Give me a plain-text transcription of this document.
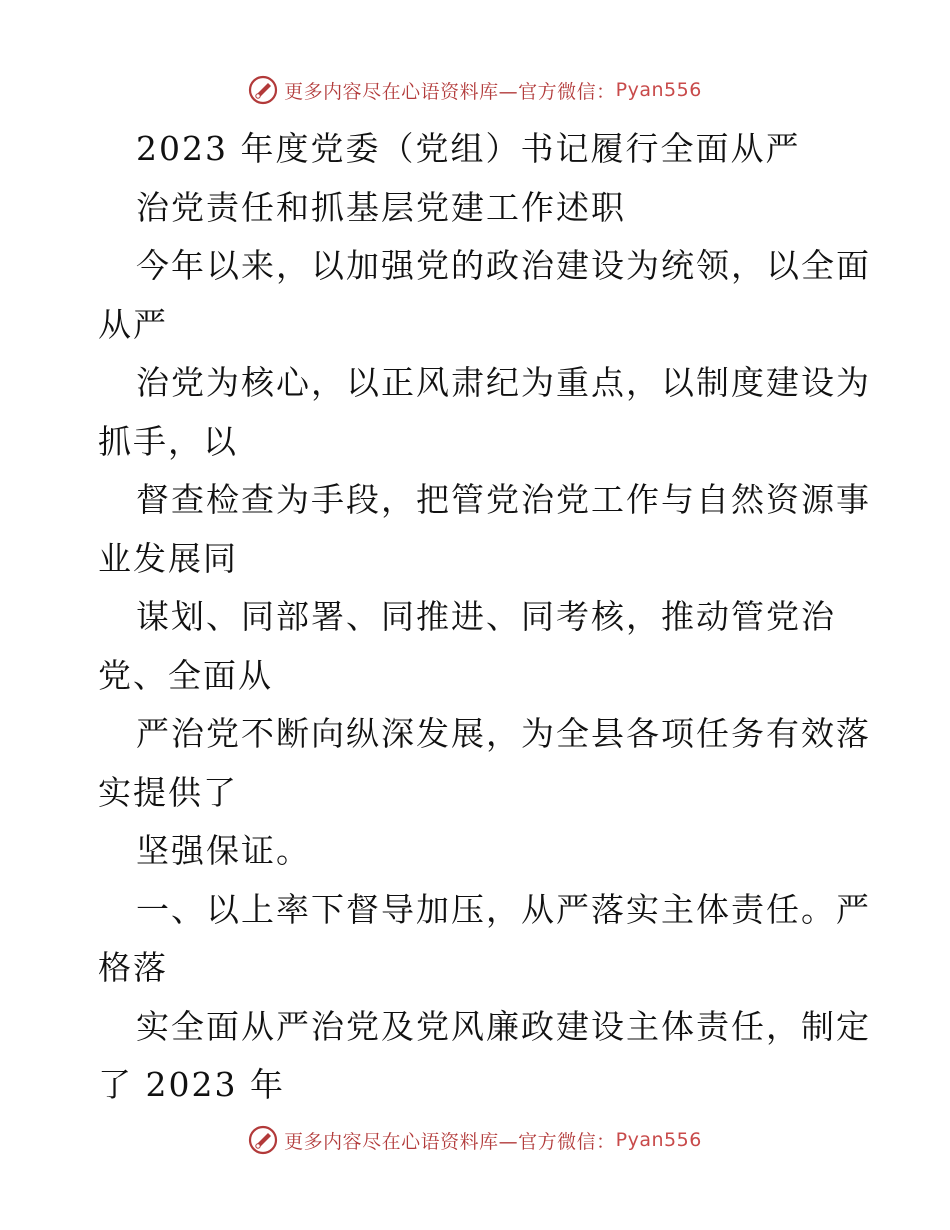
更多内容尽在心语资料库—官方微信： Pyan556
2023 年度党委（党组）书记履行全面从严
治党责任和抓基层党建工作述职
今年以来，以加强党的政治建设为统领，以全面
从严
治党为核心，以正风肃纪为重点，以制度建设为
抓手，以
督查检查为手段，把管党治党工作与自然资源事
业发展同
谋划、同部署、同推进、同考核，推动管党治
党、全面从
严治党不断向纵深发展，为全县各项任务有效落
实提供了
坚强保证。
一、以上率下督导加压，从严落实主体责任。严
格落
实全面从严治党及党风廉政建设主体责任，制定
了 2023 年
更多内容尽在心语资料库—官方微信： Pyan556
▬▬▬▬▬▬▬▬▬▬
Set down the material above as is, without any pictures.

## TASK OUTPUT
Give me a plain-text transcription of this document.
更多内容尽在心语资料库—官方微信： Pyan556
2023 年度党委（党组）书记履行全面从严
治党责任和抓基层党建工作述职
今年以来，以加强党的政治建设为统领，以全面
从严
治党为核心，以正风肃纪为重点，以制度建设为
抓手，以
督查检查为手段，把管党治党工作与自然资源事
业发展同
谋划、同部署、同推进、同考核，推动管党治
党、全面从
严治党不断向纵深发展，为全县各项任务有效落
实提供了
坚强保证。
一、以上率下督导加压，从严落实主体责任。严
格落
实全面从严治党及党风廉政建设主体责任，制定
了 2023 年
更多内容尽在心语资料库—官方微信： Pyan556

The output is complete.